**Exercise objective**:
Using the listing below, select the lines with the word "title" and copy them.

**Data listing**:
━━━━━━━━━━━━━━━━━━━━

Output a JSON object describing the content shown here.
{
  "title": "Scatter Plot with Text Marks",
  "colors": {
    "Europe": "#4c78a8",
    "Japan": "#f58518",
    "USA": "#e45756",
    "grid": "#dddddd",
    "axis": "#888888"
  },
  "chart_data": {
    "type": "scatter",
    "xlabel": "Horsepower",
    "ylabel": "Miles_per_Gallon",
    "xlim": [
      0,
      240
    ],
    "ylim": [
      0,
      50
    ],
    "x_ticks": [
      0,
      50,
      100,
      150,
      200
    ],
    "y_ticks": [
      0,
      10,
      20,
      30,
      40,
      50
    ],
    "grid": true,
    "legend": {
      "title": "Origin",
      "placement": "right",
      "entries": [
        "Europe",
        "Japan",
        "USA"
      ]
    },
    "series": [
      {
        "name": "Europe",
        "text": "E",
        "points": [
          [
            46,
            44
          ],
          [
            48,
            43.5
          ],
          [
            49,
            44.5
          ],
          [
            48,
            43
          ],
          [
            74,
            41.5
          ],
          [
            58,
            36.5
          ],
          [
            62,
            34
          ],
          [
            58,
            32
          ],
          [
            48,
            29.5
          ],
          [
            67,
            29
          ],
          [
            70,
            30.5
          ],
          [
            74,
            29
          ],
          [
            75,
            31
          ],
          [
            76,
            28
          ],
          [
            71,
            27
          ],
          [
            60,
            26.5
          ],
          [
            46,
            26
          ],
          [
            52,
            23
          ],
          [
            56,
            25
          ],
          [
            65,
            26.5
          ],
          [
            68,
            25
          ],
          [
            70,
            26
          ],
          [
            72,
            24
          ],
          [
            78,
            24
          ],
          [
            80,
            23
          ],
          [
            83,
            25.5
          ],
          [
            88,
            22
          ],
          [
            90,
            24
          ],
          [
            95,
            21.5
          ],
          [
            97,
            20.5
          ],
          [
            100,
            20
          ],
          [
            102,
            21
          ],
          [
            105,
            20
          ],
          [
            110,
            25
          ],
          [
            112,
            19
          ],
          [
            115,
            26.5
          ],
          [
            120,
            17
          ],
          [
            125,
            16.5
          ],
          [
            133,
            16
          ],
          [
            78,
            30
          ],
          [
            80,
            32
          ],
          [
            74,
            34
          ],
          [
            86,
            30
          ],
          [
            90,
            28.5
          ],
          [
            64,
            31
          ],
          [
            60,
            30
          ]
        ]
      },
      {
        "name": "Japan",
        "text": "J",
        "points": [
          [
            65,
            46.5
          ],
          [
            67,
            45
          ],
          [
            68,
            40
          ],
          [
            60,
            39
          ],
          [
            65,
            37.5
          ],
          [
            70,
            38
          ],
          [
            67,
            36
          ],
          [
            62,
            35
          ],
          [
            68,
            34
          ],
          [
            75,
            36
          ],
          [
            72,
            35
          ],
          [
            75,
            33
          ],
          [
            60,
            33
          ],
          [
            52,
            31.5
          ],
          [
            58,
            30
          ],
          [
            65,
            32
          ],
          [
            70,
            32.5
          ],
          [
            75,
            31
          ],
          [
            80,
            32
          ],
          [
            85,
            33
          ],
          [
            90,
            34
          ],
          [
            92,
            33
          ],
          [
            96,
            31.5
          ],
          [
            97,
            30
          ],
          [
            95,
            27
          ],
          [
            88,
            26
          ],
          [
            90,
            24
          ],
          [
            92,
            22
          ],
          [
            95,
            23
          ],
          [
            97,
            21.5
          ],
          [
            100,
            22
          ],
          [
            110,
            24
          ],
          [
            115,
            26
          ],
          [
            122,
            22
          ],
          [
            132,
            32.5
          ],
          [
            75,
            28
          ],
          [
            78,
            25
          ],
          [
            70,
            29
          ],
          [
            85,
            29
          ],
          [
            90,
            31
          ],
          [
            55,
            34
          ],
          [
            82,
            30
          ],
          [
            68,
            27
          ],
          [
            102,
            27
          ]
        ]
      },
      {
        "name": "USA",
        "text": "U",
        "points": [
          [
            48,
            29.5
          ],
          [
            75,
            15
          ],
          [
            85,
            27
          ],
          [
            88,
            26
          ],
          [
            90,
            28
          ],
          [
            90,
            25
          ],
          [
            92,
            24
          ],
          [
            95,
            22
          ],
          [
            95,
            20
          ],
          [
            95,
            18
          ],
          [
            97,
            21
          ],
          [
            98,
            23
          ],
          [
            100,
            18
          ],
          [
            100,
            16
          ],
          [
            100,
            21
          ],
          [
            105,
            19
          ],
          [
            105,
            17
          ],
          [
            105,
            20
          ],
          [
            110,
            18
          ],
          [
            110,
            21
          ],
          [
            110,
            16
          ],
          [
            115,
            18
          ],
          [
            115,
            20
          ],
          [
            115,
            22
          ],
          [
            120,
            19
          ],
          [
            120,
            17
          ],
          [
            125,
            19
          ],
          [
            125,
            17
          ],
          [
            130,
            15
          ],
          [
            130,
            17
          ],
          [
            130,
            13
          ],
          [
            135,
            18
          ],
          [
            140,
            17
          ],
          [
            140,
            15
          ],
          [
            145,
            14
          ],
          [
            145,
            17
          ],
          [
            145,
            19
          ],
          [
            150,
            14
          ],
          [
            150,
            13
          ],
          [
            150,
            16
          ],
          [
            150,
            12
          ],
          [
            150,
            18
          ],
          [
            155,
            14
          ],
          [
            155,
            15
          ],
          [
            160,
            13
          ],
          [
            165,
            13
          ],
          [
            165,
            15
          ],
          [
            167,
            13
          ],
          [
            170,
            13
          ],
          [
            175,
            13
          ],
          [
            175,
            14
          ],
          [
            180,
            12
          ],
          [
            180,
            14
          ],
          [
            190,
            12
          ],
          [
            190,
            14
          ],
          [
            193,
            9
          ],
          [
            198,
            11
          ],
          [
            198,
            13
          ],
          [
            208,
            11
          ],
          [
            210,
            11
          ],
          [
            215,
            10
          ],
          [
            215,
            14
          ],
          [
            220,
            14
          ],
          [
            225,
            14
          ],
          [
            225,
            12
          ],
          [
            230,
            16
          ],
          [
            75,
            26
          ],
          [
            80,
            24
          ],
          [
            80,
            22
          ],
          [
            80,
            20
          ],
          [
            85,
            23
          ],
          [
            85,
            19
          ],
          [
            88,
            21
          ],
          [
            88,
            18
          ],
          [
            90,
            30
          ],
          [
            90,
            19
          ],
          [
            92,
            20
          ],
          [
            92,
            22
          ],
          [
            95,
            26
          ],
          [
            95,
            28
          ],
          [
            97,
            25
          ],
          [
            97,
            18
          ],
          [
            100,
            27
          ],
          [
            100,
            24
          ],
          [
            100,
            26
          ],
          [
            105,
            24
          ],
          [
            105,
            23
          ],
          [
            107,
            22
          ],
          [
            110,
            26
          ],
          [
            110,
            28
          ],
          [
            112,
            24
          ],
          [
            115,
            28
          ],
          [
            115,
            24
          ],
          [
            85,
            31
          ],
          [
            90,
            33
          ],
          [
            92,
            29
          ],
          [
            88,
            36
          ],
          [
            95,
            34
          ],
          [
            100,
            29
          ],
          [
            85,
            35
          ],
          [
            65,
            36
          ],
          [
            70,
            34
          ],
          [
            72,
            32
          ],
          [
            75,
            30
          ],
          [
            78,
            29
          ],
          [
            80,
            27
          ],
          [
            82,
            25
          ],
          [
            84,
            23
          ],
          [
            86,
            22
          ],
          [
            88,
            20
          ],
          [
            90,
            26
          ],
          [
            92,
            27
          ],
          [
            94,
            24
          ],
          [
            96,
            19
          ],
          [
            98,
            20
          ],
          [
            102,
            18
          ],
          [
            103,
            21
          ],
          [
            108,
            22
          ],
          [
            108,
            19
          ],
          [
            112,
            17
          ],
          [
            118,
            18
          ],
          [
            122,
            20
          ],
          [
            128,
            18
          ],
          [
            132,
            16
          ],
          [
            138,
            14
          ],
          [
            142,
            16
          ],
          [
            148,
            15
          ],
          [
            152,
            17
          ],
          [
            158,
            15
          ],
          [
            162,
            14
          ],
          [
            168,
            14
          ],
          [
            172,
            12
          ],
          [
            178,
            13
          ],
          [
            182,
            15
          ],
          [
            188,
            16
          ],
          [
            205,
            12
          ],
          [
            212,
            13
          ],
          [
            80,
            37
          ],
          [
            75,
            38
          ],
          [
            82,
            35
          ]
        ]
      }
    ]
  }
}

━━━━━━━━━━━━━━━━━━━━

**Exercise response**:
  "title": "Scatter Plot with Text Marks",
      "title": "Origin",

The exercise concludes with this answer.